## Instruction
Your answer should be a single number: the count of lines that include "text".
** Start of Given data **
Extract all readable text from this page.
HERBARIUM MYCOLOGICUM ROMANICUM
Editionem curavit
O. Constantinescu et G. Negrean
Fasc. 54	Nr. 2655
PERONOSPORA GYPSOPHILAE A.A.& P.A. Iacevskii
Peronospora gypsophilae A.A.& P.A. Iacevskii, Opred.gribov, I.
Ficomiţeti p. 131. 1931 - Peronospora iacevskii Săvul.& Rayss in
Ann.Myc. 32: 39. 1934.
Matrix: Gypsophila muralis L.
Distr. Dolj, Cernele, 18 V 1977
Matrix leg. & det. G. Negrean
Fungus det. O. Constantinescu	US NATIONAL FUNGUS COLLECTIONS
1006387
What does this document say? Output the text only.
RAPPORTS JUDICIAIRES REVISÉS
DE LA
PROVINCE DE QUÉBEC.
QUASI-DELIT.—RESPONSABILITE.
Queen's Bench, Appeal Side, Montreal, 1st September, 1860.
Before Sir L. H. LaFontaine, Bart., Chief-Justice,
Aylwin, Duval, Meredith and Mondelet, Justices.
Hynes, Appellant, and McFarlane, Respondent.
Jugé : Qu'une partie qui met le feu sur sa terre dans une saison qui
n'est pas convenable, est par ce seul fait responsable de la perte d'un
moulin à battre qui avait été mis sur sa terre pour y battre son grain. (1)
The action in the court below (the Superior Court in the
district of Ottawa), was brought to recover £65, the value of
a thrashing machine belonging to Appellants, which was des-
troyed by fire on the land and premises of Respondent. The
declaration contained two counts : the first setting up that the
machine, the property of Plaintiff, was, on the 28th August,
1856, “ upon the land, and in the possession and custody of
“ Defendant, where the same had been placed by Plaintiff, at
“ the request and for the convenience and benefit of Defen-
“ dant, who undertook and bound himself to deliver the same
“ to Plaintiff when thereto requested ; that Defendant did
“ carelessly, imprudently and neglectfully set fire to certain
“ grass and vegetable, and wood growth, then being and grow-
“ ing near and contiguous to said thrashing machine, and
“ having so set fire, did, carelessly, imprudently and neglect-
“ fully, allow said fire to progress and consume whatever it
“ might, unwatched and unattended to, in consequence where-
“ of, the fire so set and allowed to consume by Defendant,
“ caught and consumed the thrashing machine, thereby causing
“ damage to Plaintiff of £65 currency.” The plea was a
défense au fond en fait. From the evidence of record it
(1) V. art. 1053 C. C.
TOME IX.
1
** End of Given data **
## Written answer
2